__Aim of the task__
Only lines holding the string "requests" are wanted; copy each one from the material.

__Data excerpts__
++++
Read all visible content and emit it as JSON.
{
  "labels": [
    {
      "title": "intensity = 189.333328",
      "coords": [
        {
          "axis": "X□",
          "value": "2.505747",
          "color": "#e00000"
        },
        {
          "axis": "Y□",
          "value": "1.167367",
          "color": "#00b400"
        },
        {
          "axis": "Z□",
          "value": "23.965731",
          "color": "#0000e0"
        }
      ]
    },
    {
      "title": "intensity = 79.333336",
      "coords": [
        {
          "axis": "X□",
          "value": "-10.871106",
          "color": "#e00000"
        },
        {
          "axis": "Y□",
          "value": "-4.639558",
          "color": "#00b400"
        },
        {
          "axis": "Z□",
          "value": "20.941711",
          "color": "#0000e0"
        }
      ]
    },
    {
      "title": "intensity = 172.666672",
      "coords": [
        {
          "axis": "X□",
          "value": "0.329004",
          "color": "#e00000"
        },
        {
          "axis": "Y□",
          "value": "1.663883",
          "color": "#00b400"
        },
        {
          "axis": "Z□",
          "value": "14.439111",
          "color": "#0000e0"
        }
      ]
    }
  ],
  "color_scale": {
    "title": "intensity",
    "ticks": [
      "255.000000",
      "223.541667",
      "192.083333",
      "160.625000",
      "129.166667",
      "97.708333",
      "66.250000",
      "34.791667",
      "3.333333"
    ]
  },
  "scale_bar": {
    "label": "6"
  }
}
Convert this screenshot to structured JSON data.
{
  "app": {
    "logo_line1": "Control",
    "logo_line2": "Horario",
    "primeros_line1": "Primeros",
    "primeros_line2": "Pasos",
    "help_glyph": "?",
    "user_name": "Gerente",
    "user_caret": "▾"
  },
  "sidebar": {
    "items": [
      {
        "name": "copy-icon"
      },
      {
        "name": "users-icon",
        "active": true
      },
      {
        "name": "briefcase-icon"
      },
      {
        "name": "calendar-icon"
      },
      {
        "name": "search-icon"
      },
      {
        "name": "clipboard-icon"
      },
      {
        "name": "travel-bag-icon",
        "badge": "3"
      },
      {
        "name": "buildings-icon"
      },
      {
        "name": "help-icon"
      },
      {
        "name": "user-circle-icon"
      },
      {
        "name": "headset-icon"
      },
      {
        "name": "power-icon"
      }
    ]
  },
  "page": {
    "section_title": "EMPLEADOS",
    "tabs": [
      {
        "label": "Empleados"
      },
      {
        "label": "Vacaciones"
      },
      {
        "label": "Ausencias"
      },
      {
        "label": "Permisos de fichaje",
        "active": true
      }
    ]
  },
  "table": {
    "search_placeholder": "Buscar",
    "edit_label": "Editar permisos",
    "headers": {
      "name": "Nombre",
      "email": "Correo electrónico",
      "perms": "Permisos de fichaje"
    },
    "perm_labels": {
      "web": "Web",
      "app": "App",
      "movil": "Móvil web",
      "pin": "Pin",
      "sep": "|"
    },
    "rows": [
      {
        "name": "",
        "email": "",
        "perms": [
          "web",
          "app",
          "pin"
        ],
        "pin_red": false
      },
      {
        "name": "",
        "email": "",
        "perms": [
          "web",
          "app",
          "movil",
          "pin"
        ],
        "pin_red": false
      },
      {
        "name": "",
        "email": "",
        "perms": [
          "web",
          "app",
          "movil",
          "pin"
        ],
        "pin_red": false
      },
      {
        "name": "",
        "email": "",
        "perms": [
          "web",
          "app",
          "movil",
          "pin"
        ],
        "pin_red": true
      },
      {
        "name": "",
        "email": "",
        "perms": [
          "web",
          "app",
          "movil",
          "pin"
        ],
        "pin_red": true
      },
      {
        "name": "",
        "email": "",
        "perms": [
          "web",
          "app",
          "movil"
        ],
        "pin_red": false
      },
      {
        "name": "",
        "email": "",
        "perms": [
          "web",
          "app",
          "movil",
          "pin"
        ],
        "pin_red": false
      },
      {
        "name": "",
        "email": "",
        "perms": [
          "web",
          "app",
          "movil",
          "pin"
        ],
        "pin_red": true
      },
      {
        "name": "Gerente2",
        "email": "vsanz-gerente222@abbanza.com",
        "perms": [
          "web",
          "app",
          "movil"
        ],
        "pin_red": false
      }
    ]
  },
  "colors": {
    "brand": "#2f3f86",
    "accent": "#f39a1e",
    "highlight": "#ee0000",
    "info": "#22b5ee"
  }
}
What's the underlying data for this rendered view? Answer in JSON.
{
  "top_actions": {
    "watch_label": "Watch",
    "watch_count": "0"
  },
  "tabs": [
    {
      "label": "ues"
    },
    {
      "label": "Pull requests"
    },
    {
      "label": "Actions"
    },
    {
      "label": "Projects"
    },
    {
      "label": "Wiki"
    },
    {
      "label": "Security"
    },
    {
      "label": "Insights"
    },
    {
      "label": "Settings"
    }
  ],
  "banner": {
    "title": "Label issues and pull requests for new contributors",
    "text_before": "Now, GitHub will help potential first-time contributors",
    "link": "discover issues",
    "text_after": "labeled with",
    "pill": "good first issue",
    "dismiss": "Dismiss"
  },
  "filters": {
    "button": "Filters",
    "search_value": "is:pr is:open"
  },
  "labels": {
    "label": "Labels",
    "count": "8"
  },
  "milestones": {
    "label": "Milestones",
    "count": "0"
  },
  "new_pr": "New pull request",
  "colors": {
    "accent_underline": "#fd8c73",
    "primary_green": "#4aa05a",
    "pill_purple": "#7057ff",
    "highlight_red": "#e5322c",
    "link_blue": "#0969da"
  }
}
++++
__Output for this exercise__
      "label": "Pull requests"
    "title": "Label issues and pull requests for new contributors",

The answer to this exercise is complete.